- [Material for this task]:
┏━━

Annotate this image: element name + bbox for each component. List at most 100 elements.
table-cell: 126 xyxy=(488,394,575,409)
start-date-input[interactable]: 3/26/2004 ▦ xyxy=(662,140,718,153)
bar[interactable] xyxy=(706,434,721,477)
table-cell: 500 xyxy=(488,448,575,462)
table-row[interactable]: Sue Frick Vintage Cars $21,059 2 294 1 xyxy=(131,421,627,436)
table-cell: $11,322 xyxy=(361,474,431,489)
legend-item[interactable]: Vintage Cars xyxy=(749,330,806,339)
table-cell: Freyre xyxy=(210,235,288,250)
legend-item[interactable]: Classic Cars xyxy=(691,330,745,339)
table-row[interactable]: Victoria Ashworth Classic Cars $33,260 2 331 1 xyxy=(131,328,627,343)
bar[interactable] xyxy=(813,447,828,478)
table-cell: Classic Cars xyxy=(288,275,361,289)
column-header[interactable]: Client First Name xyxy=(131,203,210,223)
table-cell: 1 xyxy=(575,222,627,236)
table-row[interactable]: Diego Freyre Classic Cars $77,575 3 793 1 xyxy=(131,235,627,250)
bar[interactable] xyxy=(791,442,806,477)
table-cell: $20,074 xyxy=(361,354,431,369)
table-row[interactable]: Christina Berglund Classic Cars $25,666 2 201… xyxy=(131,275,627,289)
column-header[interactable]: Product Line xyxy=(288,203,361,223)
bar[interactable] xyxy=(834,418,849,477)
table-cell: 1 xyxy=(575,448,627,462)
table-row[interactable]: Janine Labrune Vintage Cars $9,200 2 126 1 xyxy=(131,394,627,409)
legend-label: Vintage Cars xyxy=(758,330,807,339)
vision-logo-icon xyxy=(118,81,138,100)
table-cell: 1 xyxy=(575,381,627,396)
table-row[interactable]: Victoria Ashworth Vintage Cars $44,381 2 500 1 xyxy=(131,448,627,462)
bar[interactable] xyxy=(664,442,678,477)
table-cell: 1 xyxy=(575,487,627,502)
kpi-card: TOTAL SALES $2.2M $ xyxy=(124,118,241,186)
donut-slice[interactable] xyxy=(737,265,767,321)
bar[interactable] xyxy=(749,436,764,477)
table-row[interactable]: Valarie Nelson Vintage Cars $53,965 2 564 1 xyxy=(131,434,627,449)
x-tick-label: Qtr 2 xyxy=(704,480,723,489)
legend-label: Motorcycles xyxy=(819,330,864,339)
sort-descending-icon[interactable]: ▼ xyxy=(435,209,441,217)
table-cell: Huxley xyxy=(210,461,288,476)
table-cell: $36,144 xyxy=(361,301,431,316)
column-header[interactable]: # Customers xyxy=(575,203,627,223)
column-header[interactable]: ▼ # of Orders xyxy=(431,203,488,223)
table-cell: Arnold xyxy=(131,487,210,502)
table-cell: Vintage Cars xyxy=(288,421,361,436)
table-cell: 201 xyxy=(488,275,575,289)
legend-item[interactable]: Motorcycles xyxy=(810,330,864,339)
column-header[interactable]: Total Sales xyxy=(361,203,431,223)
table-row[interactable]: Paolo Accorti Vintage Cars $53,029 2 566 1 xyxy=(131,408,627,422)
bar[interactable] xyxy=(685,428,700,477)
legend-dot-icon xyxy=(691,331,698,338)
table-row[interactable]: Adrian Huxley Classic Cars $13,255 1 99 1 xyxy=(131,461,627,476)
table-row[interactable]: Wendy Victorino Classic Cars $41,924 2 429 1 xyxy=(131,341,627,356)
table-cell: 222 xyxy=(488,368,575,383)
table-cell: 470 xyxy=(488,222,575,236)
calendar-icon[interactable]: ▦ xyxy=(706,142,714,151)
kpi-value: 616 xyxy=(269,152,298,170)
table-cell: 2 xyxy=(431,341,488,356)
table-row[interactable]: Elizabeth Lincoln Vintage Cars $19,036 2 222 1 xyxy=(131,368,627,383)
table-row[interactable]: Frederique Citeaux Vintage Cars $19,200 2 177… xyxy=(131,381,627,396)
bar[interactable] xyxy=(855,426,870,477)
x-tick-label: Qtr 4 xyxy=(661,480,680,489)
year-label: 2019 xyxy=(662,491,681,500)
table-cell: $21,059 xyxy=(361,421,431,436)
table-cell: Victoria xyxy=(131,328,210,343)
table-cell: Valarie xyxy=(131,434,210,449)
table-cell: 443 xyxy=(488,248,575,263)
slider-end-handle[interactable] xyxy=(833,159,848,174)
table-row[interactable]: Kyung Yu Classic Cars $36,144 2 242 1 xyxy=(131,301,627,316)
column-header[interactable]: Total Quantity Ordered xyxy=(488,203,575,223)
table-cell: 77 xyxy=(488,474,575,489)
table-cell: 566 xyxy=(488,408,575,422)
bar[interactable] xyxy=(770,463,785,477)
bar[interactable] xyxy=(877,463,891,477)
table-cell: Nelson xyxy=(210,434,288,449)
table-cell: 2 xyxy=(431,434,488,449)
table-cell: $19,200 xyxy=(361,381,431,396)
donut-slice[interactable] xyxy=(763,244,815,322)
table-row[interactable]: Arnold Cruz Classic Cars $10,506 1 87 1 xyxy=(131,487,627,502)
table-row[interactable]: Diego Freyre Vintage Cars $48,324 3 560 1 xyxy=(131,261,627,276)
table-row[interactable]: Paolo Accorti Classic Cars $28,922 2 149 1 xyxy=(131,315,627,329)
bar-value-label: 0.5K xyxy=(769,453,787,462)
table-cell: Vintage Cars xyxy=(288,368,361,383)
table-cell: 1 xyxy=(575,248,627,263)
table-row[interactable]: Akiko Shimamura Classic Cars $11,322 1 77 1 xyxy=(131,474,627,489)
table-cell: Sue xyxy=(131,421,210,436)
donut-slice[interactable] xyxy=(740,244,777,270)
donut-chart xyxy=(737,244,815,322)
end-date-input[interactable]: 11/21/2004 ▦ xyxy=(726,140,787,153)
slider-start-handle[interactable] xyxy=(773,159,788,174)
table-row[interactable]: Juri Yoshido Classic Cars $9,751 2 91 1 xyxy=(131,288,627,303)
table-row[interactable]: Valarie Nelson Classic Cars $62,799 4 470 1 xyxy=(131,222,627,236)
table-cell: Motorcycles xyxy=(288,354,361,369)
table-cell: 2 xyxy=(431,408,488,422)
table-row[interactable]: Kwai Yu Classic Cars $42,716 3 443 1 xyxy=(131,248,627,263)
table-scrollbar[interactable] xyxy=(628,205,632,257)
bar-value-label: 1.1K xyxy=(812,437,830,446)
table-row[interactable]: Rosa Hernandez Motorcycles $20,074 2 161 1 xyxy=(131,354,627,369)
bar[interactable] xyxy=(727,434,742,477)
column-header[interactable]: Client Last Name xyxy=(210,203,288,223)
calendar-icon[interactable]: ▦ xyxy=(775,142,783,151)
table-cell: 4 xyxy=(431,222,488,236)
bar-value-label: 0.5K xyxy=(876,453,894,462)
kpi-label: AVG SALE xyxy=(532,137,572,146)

┗━━

- [What is needed]: Present every line of the data above as a numbered list, leaving out any blank lines.

- [Answer to the problem]:
1. Annotate this image: element name + bbox for each component. List at most 100 elements.
2. table-cell: 126 xyxy=(488,394,575,409)
3. start-date-input[interactable]: 3/26/2004 ▦ xyxy=(662,140,718,153)
4. bar[interactable] xyxy=(706,434,721,477)
5. table-cell: 500 xyxy=(488,448,575,462)
6. table-row[interactable]: Sue Frick Vintage Cars $21,059 2 294 1 xyxy=(131,421,627,436)
7. table-cell: $11,322 xyxy=(361,474,431,489)
8. legend-item[interactable]: Vintage Cars xyxy=(749,330,806,339)
9. table-cell: Freyre xyxy=(210,235,288,250)
10. legend-item[interactable]: Classic Cars xyxy=(691,330,745,339)
11. table-row[interactable]: Victoria Ashworth Classic Cars $33,260 2 331 1 xyxy=(131,328,627,343)
12. bar[interactable] xyxy=(813,447,828,478)
13. table-cell: Classic Cars xyxy=(288,275,361,289)
14. column-header[interactable]: Client First Name xyxy=(131,203,210,223)
15. table-cell: 1 xyxy=(575,222,627,236)
16. table-row[interactable]: Diego Freyre Classic Cars $77,575 3 793 1 xyxy=(131,235,627,250)
17. bar[interactable] xyxy=(791,442,806,477)
18. table-cell: $20,074 xyxy=(361,354,431,369)
19. table-row[interactable]: Christina Berglund Classic Cars $25,666 2 201… xyxy=(131,275,627,289)
20. column-header[interactable]: Product Line xyxy=(288,203,361,223)
21. bar[interactable] xyxy=(834,418,849,477)
22. table-cell: 1 xyxy=(575,448,627,462)
23. table-row[interactable]: Janine Labrune Vintage Cars $9,200 2 126 1 xyxy=(131,394,627,409)
24. legend-label: Vintage Cars xyxy=(758,330,807,339)
25. vision-logo-icon xyxy=(118,81,138,100)
26. table-cell: 1 xyxy=(575,381,627,396)
27. table-row[interactable]: Victoria Ashworth Vintage Cars $44,381 2 500 1 xyxy=(131,448,627,462)
28. bar[interactable] xyxy=(664,442,678,477)
29. table-cell: 1 xyxy=(575,487,627,502)
30. kpi-card: TOTAL SALES $2.2M $ xyxy=(124,118,241,186)
31. donut-slice[interactable] xyxy=(737,265,767,321)
32. bar[interactable] xyxy=(749,436,764,477)
33. table-row[interactable]: Valarie Nelson Vintage Cars $53,965 2 564 1 xyxy=(131,434,627,449)
34. x-tick-label: Qtr 2 xyxy=(704,480,723,489)
35. legend-label: Motorcycles xyxy=(819,330,864,339)
36. sort-descending-icon[interactable]: ▼ xyxy=(435,209,441,217)
37. table-cell: Huxley xyxy=(210,461,288,476)
38. table-cell: $36,144 xyxy=(361,301,431,316)
39. column-header[interactable]: # Customers xyxy=(575,203,627,223)
40. column-header[interactable]: ▼ # of Orders xyxy=(431,203,488,223)
41. table-cell: Arnold xyxy=(131,487,210,502)
42. table-cell: Vintage Cars xyxy=(288,421,361,436)
43. table-cell: 201 xyxy=(488,275,575,289)
44. legend-item[interactable]: Motorcycles xyxy=(810,330,864,339)
45. column-header[interactable]: Total Sales xyxy=(361,203,431,223)
46. table-row[interactable]: Paolo Accorti Vintage Cars $53,029 2 566 1 xyxy=(131,408,627,422)
47. bar[interactable] xyxy=(685,428,700,477)
48. legend-dot-icon xyxy=(691,331,698,338)
49. table-row[interactable]: Adrian Huxley Classic Cars $13,255 1 99 1 xyxy=(131,461,627,476)
50. table-row[interactable]: Wendy Victorino Classic Cars $41,924 2 429 1 xyxy=(131,341,627,356)
51. table-cell: 222 xyxy=(488,368,575,383)
52. table-cell: 470 xyxy=(488,222,575,236)
53. calendar-icon[interactable]: ▦ xyxy=(706,142,714,151)
54. kpi-value: 616 xyxy=(269,152,298,170)
55. table-cell: 2 xyxy=(431,341,488,356)
56. table-row[interactable]: Elizabeth Lincoln Vintage Cars $19,036 2 222 1 xyxy=(131,368,627,383)
57. table-row[interactable]: Frederique Citeaux Vintage Cars $19,200 2 177… xyxy=(131,381,627,396)
58. bar[interactable] xyxy=(855,426,870,477)
59. x-tick-label: Qtr 4 xyxy=(661,480,680,489)
60. year-label: 2019 xyxy=(662,491,681,500)
61. table-cell: $21,059 xyxy=(361,421,431,436)
62. table-cell: Victoria xyxy=(131,328,210,343)
63. table-cell: Valarie xyxy=(131,434,210,449)
64. table-cell: 443 xyxy=(488,248,575,263)
65. slider-end-handle[interactable] xyxy=(833,159,848,174)
66. table-row[interactable]: Kyung Yu Classic Cars $36,144 2 242 1 xyxy=(131,301,627,316)
67. column-header[interactable]: Total Quantity Ordered xyxy=(488,203,575,223)
68. table-cell: 77 xyxy=(488,474,575,489)
69. table-cell: 566 xyxy=(488,408,575,422)
70. bar[interactable] xyxy=(770,463,785,477)
71. bar[interactable] xyxy=(877,463,891,477)
72. table-cell: Nelson xyxy=(210,434,288,449)
73. table-cell: 2 xyxy=(431,434,488,449)
74. table-cell: $19,200 xyxy=(361,381,431,396)
75. donut-slice[interactable] xyxy=(763,244,815,322)
76. table-row[interactable]: Arnold Cruz Classic Cars $10,506 1 87 1 xyxy=(131,487,627,502)
77. table-row[interactable]: Diego Freyre Vintage Cars $48,324 3 560 1 xyxy=(131,261,627,276)
78. table-row[interactable]: Paolo Accorti Classic Cars $28,922 2 149 1 xyxy=(131,315,627,329)
79. bar-value-label: 0.5K xyxy=(769,453,787,462)
80. table-cell: Vintage Cars xyxy=(288,368,361,383)
81. table-cell: 1 xyxy=(575,248,627,263)
82. table-row[interactable]: Akiko Shimamura Classic Cars $11,322 1 77 1 xyxy=(131,474,627,489)
83. table-cell: Sue xyxy=(131,421,210,436)
84. donut-slice[interactable] xyxy=(740,244,777,270)
85. donut-chart xyxy=(737,244,815,322)
86. end-date-input[interactable]: 11/21/2004 ▦ xyxy=(726,140,787,153)
87. slider-start-handle[interactable] xyxy=(773,159,788,174)
88. table-row[interactable]: Juri Yoshido Classic Cars $9,751 2 91 1 xyxy=(131,288,627,303)
89. table-row[interactable]: Valarie Nelson Classic Cars $62,799 4 470 1 xyxy=(131,222,627,236)
90. table-cell: Motorcycles xyxy=(288,354,361,369)
91. table-cell: 2 xyxy=(431,408,488,422)
92. table-row[interactable]: Kwai Yu Classic Cars $42,716 3 443 1 xyxy=(131,248,627,263)
93. table-scrollbar[interactable] xyxy=(628,205,632,257)
94. bar-value-label: 1.1K xyxy=(812,437,830,446)
95. table-row[interactable]: Rosa Hernandez Motorcycles $20,074 2 161 1 xyxy=(131,354,627,369)
96. bar[interactable] xyxy=(727,434,742,477)
97. column-header[interactable]: Client Last Name xyxy=(210,203,288,223)
98. calendar-icon[interactable]: ▦ xyxy=(775,142,783,151)
99. table-cell: 4 xyxy=(431,222,488,236)
100. bar-value-label: 0.5K xyxy=(876,453,894,462)
101. kpi-label: AVG SALE xyxy=(532,137,572,146)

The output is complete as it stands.